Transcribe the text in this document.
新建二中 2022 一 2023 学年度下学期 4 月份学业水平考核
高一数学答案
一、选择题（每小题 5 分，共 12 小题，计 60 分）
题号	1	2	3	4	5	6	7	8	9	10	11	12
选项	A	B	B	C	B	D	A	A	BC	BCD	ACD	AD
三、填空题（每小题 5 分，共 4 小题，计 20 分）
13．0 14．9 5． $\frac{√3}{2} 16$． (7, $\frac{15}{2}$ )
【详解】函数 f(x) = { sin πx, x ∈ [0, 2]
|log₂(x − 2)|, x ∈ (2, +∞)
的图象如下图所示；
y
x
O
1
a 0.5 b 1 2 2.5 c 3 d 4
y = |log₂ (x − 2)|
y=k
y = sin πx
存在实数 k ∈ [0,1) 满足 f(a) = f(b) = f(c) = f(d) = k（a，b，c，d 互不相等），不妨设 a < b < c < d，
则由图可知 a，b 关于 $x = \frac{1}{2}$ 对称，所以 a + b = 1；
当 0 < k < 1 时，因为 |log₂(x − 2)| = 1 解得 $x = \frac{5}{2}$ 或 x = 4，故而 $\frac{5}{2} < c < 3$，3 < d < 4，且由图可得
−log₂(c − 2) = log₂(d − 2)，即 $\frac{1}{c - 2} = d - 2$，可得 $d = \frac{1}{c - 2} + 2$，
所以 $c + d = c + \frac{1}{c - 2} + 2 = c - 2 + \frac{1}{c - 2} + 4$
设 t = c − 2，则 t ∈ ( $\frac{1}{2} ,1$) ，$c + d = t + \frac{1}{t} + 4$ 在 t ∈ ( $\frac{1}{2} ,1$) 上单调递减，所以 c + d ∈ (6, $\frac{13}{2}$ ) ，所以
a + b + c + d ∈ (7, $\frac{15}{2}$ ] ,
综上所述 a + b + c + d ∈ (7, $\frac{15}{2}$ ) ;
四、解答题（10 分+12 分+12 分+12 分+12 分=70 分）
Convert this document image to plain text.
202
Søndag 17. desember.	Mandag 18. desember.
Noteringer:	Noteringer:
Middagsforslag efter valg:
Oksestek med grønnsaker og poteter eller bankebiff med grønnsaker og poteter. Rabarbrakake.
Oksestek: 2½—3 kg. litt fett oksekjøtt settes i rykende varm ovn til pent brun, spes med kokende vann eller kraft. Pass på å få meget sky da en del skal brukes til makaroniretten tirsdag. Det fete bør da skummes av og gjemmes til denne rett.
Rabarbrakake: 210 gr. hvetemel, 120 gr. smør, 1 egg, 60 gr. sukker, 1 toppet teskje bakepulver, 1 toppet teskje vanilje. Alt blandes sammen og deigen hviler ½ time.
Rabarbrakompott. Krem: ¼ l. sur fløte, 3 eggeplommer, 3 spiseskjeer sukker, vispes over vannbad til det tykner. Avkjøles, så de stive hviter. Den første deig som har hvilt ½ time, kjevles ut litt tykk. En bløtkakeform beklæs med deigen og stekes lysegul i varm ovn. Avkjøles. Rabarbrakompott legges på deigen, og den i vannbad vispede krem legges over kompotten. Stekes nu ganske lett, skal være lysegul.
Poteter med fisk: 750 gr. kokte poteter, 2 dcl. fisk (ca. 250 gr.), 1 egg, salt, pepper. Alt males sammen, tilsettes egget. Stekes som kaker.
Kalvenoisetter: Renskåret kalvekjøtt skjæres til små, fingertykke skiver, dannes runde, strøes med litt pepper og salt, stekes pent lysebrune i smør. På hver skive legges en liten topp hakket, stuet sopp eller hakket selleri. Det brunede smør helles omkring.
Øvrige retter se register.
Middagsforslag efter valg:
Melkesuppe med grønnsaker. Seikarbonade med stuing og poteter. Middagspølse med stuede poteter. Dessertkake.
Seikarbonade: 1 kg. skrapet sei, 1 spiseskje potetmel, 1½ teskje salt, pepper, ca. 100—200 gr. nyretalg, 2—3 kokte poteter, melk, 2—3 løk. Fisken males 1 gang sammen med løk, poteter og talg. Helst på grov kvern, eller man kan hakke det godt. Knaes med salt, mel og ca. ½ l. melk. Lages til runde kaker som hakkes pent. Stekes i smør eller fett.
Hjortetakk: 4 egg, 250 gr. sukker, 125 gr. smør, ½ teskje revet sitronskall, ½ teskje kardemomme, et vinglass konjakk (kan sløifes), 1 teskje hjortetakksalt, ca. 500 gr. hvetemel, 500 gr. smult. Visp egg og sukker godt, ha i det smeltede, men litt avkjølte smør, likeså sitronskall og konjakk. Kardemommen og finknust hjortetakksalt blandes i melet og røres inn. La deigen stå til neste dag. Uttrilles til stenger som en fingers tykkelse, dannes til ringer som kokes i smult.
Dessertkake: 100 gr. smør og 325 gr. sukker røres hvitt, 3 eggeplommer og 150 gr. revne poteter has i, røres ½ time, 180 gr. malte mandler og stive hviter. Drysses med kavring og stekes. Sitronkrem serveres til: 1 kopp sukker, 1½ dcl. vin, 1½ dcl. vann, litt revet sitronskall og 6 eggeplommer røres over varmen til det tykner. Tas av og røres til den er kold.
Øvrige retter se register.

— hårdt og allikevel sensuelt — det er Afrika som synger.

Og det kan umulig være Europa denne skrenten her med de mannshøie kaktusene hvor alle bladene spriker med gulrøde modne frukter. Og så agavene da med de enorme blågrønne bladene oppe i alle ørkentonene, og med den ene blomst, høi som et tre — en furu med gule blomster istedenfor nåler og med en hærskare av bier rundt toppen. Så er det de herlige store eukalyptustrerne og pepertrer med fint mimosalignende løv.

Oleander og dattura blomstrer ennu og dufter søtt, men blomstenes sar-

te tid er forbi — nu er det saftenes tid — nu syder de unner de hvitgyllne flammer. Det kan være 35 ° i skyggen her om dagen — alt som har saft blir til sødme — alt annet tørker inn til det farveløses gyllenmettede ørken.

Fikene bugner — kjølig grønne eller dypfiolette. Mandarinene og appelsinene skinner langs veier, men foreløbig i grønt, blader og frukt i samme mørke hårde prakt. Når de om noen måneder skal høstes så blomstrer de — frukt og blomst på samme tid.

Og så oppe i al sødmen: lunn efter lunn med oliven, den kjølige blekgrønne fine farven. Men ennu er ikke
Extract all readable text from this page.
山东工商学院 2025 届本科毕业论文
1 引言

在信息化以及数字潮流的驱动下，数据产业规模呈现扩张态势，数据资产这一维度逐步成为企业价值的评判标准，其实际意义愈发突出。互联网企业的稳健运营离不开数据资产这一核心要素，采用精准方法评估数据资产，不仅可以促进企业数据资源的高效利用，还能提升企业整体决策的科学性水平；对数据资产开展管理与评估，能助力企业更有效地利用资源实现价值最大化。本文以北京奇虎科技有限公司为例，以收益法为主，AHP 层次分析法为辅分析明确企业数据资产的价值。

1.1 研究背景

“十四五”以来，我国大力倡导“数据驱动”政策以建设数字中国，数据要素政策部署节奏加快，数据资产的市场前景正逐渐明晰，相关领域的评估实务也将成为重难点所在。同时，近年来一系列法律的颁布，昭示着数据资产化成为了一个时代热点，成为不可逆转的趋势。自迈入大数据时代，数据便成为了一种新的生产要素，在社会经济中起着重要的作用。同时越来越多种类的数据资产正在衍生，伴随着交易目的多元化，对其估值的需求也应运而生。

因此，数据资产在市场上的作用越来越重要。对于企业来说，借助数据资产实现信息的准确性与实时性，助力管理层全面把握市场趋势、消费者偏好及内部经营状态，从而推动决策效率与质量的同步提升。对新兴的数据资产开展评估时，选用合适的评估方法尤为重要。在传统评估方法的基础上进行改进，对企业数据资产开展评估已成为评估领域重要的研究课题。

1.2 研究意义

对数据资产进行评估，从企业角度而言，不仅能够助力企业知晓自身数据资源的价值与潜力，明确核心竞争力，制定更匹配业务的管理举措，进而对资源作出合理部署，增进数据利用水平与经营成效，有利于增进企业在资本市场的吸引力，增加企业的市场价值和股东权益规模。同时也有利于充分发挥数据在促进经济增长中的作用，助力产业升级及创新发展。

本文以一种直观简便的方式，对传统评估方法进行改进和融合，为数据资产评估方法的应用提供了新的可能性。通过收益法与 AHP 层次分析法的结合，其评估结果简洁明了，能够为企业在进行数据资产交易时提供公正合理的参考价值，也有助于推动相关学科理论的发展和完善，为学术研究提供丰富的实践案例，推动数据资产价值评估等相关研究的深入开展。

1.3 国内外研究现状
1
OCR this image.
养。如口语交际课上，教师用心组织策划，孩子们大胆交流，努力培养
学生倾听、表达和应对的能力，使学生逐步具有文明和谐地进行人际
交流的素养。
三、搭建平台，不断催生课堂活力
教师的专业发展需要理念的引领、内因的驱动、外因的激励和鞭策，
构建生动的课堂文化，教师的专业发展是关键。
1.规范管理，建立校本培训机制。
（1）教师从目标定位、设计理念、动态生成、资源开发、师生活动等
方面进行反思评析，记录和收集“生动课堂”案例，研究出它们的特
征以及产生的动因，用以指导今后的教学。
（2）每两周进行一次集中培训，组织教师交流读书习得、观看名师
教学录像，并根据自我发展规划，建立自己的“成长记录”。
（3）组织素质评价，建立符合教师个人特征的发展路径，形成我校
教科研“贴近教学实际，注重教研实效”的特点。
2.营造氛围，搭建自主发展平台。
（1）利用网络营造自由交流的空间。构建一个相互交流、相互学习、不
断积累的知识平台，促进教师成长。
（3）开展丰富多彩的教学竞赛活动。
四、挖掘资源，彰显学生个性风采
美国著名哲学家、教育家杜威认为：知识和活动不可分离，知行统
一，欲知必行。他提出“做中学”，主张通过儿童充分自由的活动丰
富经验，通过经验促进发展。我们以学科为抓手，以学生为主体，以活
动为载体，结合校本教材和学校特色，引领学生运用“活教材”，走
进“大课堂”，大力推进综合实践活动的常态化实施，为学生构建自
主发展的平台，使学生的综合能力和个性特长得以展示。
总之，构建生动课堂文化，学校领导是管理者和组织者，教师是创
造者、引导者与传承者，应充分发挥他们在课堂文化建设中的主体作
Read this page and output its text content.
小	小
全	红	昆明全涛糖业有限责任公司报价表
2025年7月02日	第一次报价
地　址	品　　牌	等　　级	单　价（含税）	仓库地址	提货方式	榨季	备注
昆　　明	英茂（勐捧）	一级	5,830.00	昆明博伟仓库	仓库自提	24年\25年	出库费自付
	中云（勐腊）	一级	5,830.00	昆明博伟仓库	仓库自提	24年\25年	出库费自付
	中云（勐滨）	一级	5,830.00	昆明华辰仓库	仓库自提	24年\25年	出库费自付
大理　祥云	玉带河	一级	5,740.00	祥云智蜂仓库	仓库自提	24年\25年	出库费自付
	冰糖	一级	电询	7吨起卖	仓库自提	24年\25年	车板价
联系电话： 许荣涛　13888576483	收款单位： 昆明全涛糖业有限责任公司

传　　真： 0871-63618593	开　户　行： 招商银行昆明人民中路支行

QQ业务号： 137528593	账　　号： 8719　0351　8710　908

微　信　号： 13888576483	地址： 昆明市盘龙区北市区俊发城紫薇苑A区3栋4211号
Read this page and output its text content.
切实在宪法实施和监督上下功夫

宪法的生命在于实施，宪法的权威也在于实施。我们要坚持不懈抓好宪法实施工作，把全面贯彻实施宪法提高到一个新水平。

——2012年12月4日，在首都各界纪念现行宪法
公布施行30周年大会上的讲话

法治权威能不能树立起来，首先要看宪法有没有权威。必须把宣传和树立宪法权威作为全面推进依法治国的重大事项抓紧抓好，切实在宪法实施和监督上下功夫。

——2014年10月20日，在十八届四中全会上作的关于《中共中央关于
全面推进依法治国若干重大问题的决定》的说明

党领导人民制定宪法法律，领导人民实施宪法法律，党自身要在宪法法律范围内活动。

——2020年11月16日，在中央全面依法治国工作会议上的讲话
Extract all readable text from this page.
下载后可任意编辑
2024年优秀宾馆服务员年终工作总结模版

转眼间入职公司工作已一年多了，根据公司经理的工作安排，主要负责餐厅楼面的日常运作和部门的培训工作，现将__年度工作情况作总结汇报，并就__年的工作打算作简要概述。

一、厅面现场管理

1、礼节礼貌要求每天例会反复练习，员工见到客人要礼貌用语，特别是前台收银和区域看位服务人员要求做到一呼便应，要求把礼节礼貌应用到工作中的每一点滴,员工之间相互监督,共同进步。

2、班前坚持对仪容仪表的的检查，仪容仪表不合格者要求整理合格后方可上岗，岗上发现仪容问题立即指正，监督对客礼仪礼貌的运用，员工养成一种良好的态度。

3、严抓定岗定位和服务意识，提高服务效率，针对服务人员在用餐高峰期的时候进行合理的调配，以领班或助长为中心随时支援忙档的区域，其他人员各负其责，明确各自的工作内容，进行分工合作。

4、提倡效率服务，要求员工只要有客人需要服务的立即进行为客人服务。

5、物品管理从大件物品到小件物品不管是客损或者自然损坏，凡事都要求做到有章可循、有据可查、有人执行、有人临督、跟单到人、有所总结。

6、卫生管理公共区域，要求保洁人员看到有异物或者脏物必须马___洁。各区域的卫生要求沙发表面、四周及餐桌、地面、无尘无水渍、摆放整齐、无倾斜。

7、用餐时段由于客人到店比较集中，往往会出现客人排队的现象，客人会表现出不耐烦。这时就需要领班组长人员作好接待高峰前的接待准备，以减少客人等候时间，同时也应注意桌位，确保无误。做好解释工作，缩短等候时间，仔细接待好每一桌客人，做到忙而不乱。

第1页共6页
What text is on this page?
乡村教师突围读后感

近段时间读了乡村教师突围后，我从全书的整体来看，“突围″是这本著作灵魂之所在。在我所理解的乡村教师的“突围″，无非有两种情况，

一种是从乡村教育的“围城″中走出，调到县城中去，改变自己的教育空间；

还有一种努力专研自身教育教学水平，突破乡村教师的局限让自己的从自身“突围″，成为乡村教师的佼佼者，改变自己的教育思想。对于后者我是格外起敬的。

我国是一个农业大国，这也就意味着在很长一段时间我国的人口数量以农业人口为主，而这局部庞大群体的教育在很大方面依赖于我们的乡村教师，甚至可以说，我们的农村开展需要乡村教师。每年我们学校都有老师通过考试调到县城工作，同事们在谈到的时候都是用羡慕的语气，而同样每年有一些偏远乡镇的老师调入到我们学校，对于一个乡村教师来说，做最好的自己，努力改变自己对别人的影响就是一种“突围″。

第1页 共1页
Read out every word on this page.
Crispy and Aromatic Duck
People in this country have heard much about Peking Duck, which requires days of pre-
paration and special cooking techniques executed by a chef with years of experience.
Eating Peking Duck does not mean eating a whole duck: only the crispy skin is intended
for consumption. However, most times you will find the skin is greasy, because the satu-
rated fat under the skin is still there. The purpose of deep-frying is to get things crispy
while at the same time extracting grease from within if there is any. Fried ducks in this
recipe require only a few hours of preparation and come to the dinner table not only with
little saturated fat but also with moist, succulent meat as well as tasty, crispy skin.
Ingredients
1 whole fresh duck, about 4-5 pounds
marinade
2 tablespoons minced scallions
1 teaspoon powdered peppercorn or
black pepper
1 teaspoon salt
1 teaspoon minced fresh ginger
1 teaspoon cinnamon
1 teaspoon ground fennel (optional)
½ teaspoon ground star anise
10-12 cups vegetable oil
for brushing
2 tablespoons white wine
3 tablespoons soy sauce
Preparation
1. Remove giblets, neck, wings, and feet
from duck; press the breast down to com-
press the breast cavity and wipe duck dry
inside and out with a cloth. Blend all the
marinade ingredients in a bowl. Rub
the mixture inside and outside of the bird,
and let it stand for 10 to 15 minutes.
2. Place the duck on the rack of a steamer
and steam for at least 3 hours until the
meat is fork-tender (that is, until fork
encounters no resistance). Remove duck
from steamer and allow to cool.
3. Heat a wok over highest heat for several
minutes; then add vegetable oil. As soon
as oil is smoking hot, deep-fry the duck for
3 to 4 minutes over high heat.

- Task statement -
Show every line above in which the word "blandes" occurs.

- Response to this task -
Rabarbrakake: 210 gr. hvetemel, 120 gr. smør, 1 egg, 60 gr. sukker, 1 toppet teskje bakepulver, 1 toppet teskje vanilje. Alt blandes sammen og deigen hviler ½ time.
Hjortetakk: 4 egg, 250 gr. sukker, 125 gr. smør, ½ teskje revet sitronskall, ½ teskje kardemomme, et vinglass konjakk (kan sløifes), 1 teskje hjortetakksalt, ca. 500 gr. hvetemel, 500 gr. smult. Visp egg og sukker godt, ha i det smeltede, men litt avkjølte smør, likeså sitronskall og konjakk. Kardemommen og finknust hjortetakksalt blandes i melet og røres inn. La deigen stå til neste dag. Uttrilles til stenger som en fingers tykkelse, dannes til ringer som kokes i smult.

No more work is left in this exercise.